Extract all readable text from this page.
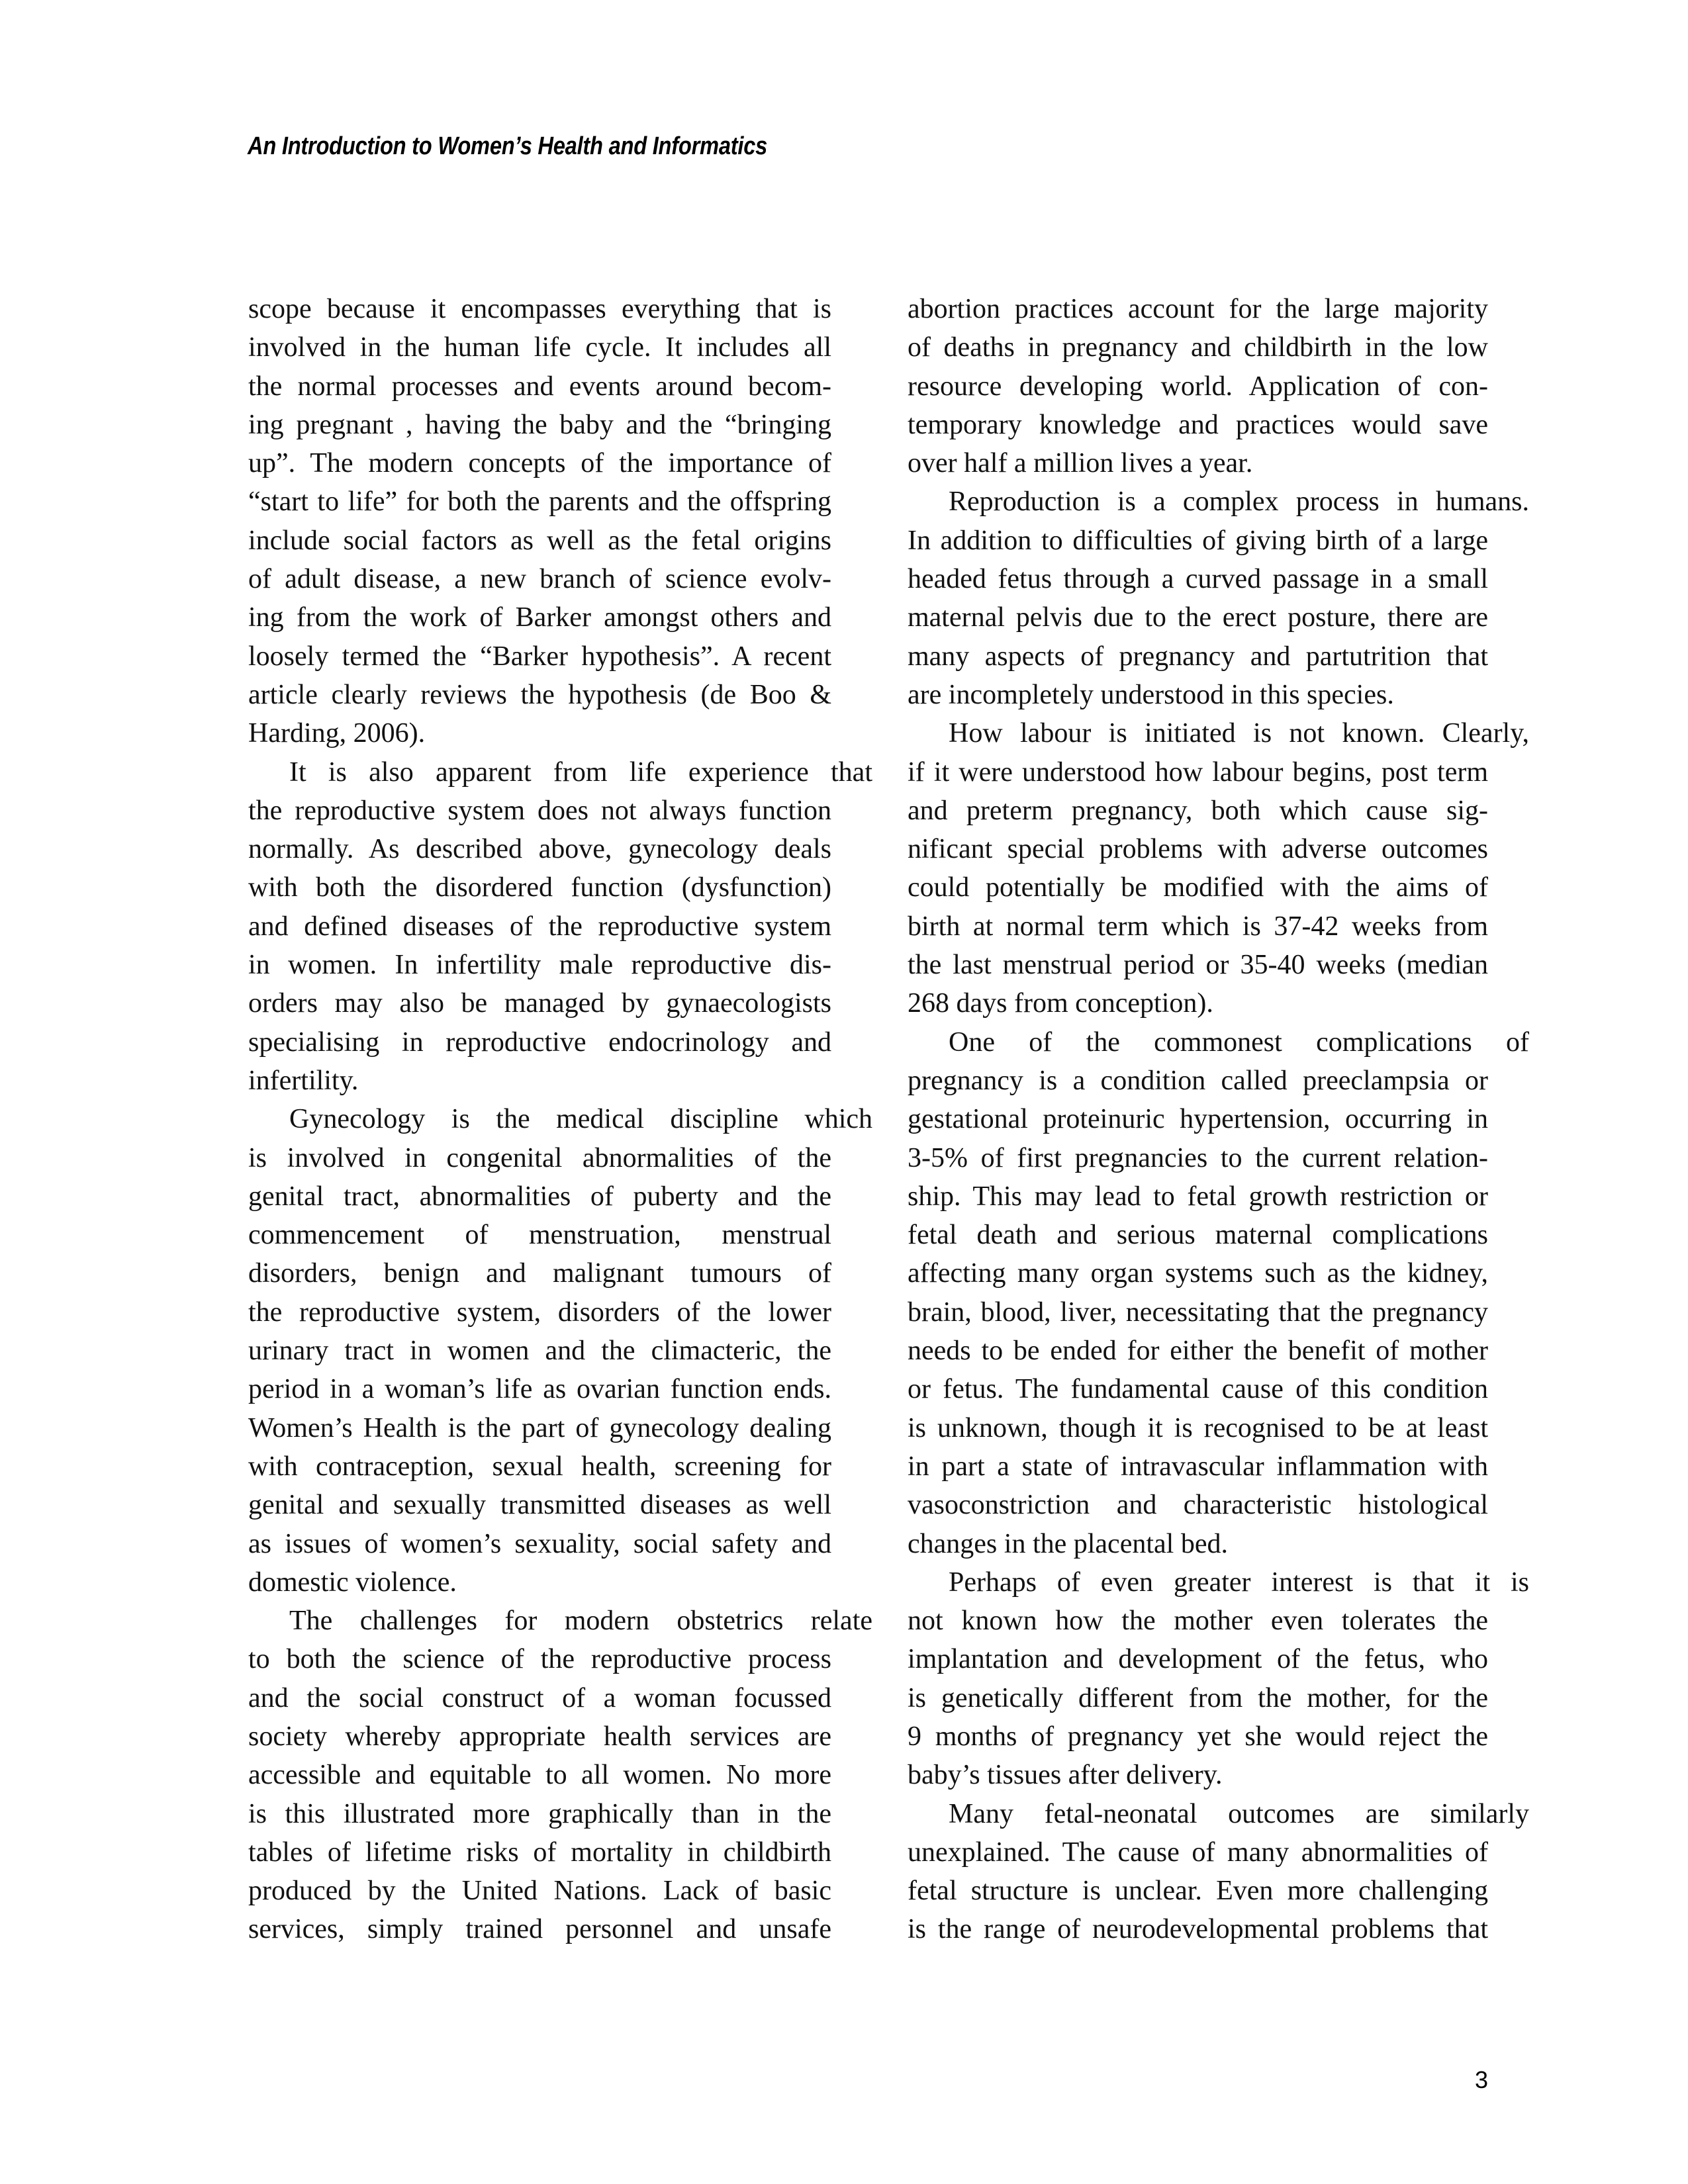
An Introduction to Women’s Health and Informatics
scope because it encompasses everything that is
involved in the human life cycle. It includes all
the normal processes and events around becom-
ing pregnant , having the baby and the “bringing
up”. The modern concepts of the importance of
“start to life” for both the parents and the offspring
include social factors as well as the fetal origins
of adult disease, a new branch of science evolv-
ing from the work of Barker amongst others and
loosely termed the “Barker hypothesis”. A recent
article clearly reviews the hypothesis (de Boo &
Harding, 2006).
It is also apparent from life experience that
the reproductive system does not always function
normally. As described above, gynecology deals
with both the disordered function (dysfunction)
and defined diseases of the reproductive system
in women. In infertility male reproductive dis-
orders may also be managed by gynaecologists
specialising in reproductive endocrinology and
infertility.
Gynecology is the medical discipline which
is involved in congenital abnormalities of the
genital tract, abnormalities of puberty and the
commencement of menstruation, menstrual
disorders, benign and malignant tumours of
the reproductive system, disorders of the lower
urinary tract in women and the climacteric, the
period in a woman’s life as ovarian function ends.
Women’s Health is the part of gynecology dealing
with contraception, sexual health, screening for
genital and sexually transmitted diseases as well
as issues of women’s sexuality, social safety and
domestic violence.
The challenges for modern obstetrics relate
to both the science of the reproductive process
and the social construct of a woman focussed
society whereby appropriate health services are
accessible and equitable to all women. No more
is this illustrated more graphically than in the
tables of lifetime risks of mortality in childbirth
produced by the United Nations. Lack of basic
services, simply trained personnel and unsafe
abortion practices account for the large majority
of deaths in pregnancy and childbirth in the low
resource developing world. Application of con-
temporary knowledge and practices would save
over half a million lives a year.
Reproduction is a complex process in humans.
In addition to difficulties of giving birth of a large
headed fetus through a curved passage in a small
maternal pelvis due to the erect posture, there are
many aspects of pregnancy and partutrition that
are incompletely understood in this species.
How labour is initiated is not known. Clearly,
if it were understood how labour begins, post term
and preterm pregnancy, both which cause sig-
nificant special problems with adverse outcomes
could potentially be modified with the aims of
birth at normal term which is 37-42 weeks from
the last menstrual period or 35-40 weeks (median
268 days from conception).
One of the commonest complications of
pregnancy is a condition called preeclampsia or
gestational proteinuric hypertension, occurring in
3-5% of first pregnancies to the current relation-
ship. This may lead to fetal growth restriction or
fetal death and serious maternal complications
affecting many organ systems such as the kidney,
brain, blood, liver, necessitating that the pregnancy
needs to be ended for either the benefit of mother
or fetus. The fundamental cause of this condition
is unknown, though it is recognised to be at least
in part a state of intravascular inflammation with
vasoconstriction and characteristic histological
changes in the placental bed.
Perhaps of even greater interest is that it is
not known how the mother even tolerates the
implantation and development of the fetus, who
is genetically different from the mother, for the
9 months of pregnancy yet she would reject the
baby’s tissues after delivery.
Many fetal-neonatal outcomes are similarly
unexplained. The cause of many abnormalities of
fetal structure is unclear. Even more challenging
is the range of neurodevelopmental problems that
3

_ _ _ _ _

• _PROBLEM DETAILS_
Out of the preceding entries, pull each line that contains the word "more".

• _TASK RESULT_
accessible and equitable to all women. No more
is this illustrated more graphically than in the
fetal structure is unclear. Even more challenging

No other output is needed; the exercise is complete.